__What you are asked to do__. Drop every picture, then transcribe the remaining data exactly.

__Extracted records__.
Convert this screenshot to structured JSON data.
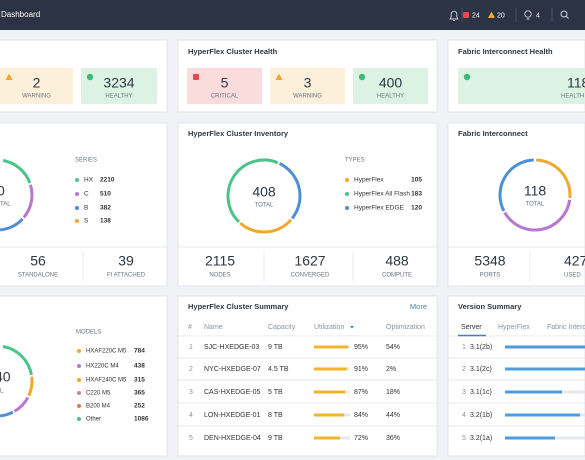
{
  "topbar": {
    "title": "Dashboard",
    "critical_count": "24",
    "warning_count": "20",
    "tips_count": "4"
  },
  "server_health": {
    "warning": {
      "value": "2",
      "label": "WARNING"
    },
    "healthy": {
      "value": "3234",
      "label": "HEALTHY"
    }
  },
  "cluster_health": {
    "title": "HyperFlex Cluster Health",
    "critical": {
      "value": "5",
      "label": "CRITICAL"
    },
    "warning": {
      "value": "3",
      "label": "WARNING"
    },
    "healthy": {
      "value": "400",
      "label": "HEALTHY"
    }
  },
  "fi_health": {
    "title": "Fabric Interconnect Health",
    "healthy": {
      "value": "118",
      "label": "HEALTH"
    }
  },
  "server_inventory": {
    "total_value": "0",
    "total_label": "TAL",
    "list_title": "SERIES",
    "items": [
      {
        "name": "HX",
        "value": 2210,
        "color": "#4cc38a"
      },
      {
        "name": "C",
        "value": 510,
        "color": "#b678d0"
      },
      {
        "name": "B",
        "value": 382,
        "color": "#4f8fd6"
      },
      {
        "name": "S",
        "value": 138,
        "color": "#f0a830"
      }
    ],
    "stats": [
      {
        "value": "56",
        "label": "STANDALONE"
      },
      {
        "value": "39",
        "label": "FI ATTACHED"
      }
    ]
  },
  "cluster_inventory": {
    "title": "HyperFlex Cluster Inventory",
    "total_value": "408",
    "total_label": "TOTAL",
    "list_title": "TYPES",
    "items": [
      {
        "name": "HyperFlex",
        "value": 105,
        "color": "#f0a830"
      },
      {
        "name": "HyperFlex All Flash",
        "value": 183,
        "color": "#4cc38a"
      },
      {
        "name": "HyperFlex EDGE",
        "value": 120,
        "color": "#4f8fd6"
      }
    ],
    "stats": [
      {
        "value": "2115",
        "label": "NODES"
      },
      {
        "value": "1627",
        "label": "CONVERGED"
      },
      {
        "value": "488",
        "label": "COMPUTE"
      }
    ]
  },
  "fi_inventory": {
    "title": "Fabric Interconnect",
    "total_value": "118",
    "total_label": "TOTAL",
    "stats": [
      {
        "value": "5348",
        "label": "PORTS"
      },
      {
        "value": "427",
        "label": "USED"
      }
    ]
  },
  "model_inventory": {
    "total_value": "40",
    "total_label": "L",
    "list_title": "MODELS",
    "items": [
      {
        "name": "HXAF220C M5",
        "value": 784,
        "color": "#f0a830"
      },
      {
        "name": "HX220C M4",
        "value": 438,
        "color": "#b678d0"
      },
      {
        "name": "HXAF240C M5",
        "value": 315,
        "color": "#f0a830"
      },
      {
        "name": "C220 M5",
        "value": 365,
        "color": "#d678b0"
      },
      {
        "name": "B200 M4",
        "value": 252,
        "color": "#e8743b"
      },
      {
        "name": "Other",
        "value": 1086,
        "color": "#4cc38a"
      }
    ]
  },
  "cluster_summary": {
    "title": "HyperFlex Cluster Summary",
    "more": "More",
    "columns": [
      "#",
      "Name",
      "Capacity",
      "Utilization",
      "Optimization"
    ],
    "rows": [
      {
        "id": "1",
        "name": "SJC-HXEDGE-03",
        "capacity": "9 TB",
        "utilization": {
          "value": 95,
          "label": "95%"
        },
        "optimization": "54%"
      },
      {
        "id": "2",
        "name": "NYC-HXEDGE-07",
        "capacity": "4.5 TB",
        "utilization": {
          "value": 91,
          "label": "91%"
        },
        "optimization": "2%"
      },
      {
        "id": "3",
        "name": "CAS-HXEDGE-05",
        "capacity": "5 TB",
        "utilization": {
          "value": 87,
          "label": "87%"
        },
        "optimization": "18%"
      },
      {
        "id": "4",
        "name": "LON-HXEDGE-01",
        "capacity": "8 TB",
        "utilization": {
          "value": 84,
          "label": "84%"
        },
        "optimization": "44%"
      },
      {
        "id": "5",
        "name": "DEN-HXEDGE-04",
        "capacity": "9 TB",
        "utilization": {
          "value": 72,
          "label": "72%"
        },
        "optimization": "36%"
      }
    ]
  },
  "version_summary": {
    "title": "Version Summary",
    "tabs": [
      "Server",
      "HyperFlex",
      "Fabric Interc"
    ],
    "rows": [
      {
        "id": "1",
        "version": "3.1(2b)"
      },
      {
        "id": "2",
        "version": "3.1(2c)"
      },
      {
        "id": "3",
        "version": "3.1(1c)"
      },
      {
        "id": "4",
        "version": "3.2(1b)"
      },
      {
        "id": "5",
        "version": "3.2(1a)"
      }
    ]
  }
}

__Result of the exercise__.
Convert this screenshot to structured JSON data.
{
  "topbar": {
    "title": "Dashboard",
    "critical_count": "24",
    "warning_count": "20",
    "tips_count": "4"
  },
  "server_health": {
    "warning": {
      "value": "2",
      "label": "WARNING"
    },
    "healthy": {
      "value": "3234",
      "label": "HEALTHY"
    }
  },
  "cluster_health": {
    "title": "HyperFlex Cluster Health",
    "critical": {
      "value": "5",
      "label": "CRITICAL"
    },
    "warning": {
      "value": "3",
      "label": "WARNING"
    },
    "healthy": {
      "value": "400",
      "label": "HEALTHY"
    }
  },
  "fi_health": {
    "title": "Fabric Interconnect Health",
    "healthy": {
      "value": "118",
      "label": "HEALTH"
    }
  },
  "server_inventory": {
    "total_value": "0",
    "total_label": "TAL",
    "list_title": "SERIES",
    "items": [
      {
        "name": "HX",
        "value": 2210,
        "color": "#4cc38a"
      },
      {
        "name": "C",
        "value": 510,
        "color": "#b678d0"
      },
      {
        "name": "B",
        "value": 382,
        "color": "#4f8fd6"
      },
      {
        "name": "S",
        "value": 138,
        "color": "#f0a830"
      }
    ],
    "stats": [
      {
        "value": "56",
        "label": "STANDALONE"
      },
      {
        "value": "39",
        "label": "FI ATTACHED"
      }
    ]
  },
  "cluster_inventory": {
    "title": "HyperFlex Cluster Inventory",
    "total_value": "408",
    "total_label": "TOTAL",
    "list_title": "TYPES",
    "items": [
      {
        "name": "HyperFlex",
        "value": 105,
        "color": "#f0a830"
      },
      {
        "name": "HyperFlex All Flash",
        "value": 183,
        "color": "#4cc38a"
      },
      {
        "name": "HyperFlex EDGE",
        "value": 120,
        "color": "#4f8fd6"
      }
    ],
    "stats": [
      {
        "value": "2115",
        "label": "NODES"
      },
      {
        "value": "1627",
        "label": "CONVERGED"
      },
      {
        "value": "488",
        "label": "COMPUTE"
      }
    ]
  },
  "fi_inventory": {
    "title": "Fabric Interconnect",
    "total_value": "118",
    "total_label": "TOTAL",
    "stats": [
      {
        "value": "5348",
        "label": "PORTS"
      },
      {
        "value": "427",
        "label": "USED"
      }
    ]
  },
  "model_inventory": {
    "total_value": "40",
    "total_label": "L",
    "list_title": "MODELS",
    "items": [
      {
        "name": "HXAF220C M5",
        "value": 784,
        "color": "#f0a830"
      },
      {
        "name": "HX220C M4",
        "value": 438,
        "color": "#b678d0"
      },
      {
        "name": "HXAF240C M5",
        "value": 315,
        "color": "#f0a830"
      },
      {
        "name": "C220 M5",
        "value": 365,
        "color": "#d678b0"
      },
      {
        "name": "B200 M4",
        "value": 252,
        "color": "#e8743b"
      },
      {
        "name": "Other",
        "value": 1086,
        "color": "#4cc38a"
      }
    ]
  },
  "cluster_summary": {
    "title": "HyperFlex Cluster Summary",
    "more": "More",
    "columns": [
      "#",
      "Name",
      "Capacity",
      "Utilization",
      "Optimization"
    ],
    "rows": [
      {
        "id": "1",
        "name": "SJC-HXEDGE-03",
        "capacity": "9 TB",
        "utilization": {
          "value": 95,
          "label": "95%"
        },
        "optimization": "54%"
      },
      {
        "id": "2",
        "name": "NYC-HXEDGE-07",
        "capacity": "4.5 TB",
        "utilization": {
          "value": 91,
          "label": "91%"
        },
        "optimization": "2%"
      },
      {
        "id": "3",
        "name": "CAS-HXEDGE-05",
        "capacity": "5 TB",
        "utilization": {
          "value": 87,
          "label": "87%"
        },
        "optimization": "18%"
      },
      {
        "id": "4",
        "name": "LON-HXEDGE-01",
        "capacity": "8 TB",
        "utilization": {
          "value": 84,
          "label": "84%"
        },
        "optimization": "44%"
      },
      {
        "id": "5",
        "name": "DEN-HXEDGE-04",
        "capacity": "9 TB",
        "utilization": {
          "value": 72,
          "label": "72%"
        },
        "optimization": "36%"
      }
    ]
  },
  "version_summary": {
    "title": "Version Summary",
    "tabs": [
      "Server",
      "HyperFlex",
      "Fabric Interc"
    ],
    "rows": [
      {
        "id": "1",
        "version": "3.1(2b)"
      },
      {
        "id": "2",
        "version": "3.1(2c)"
      },
      {
        "id": "3",
        "version": "3.1(1c)"
      },
      {
        "id": "4",
        "version": "3.2(1b)"
      },
      {
        "id": "5",
        "version": "3.2(1a)"
      }
    ]
  }
}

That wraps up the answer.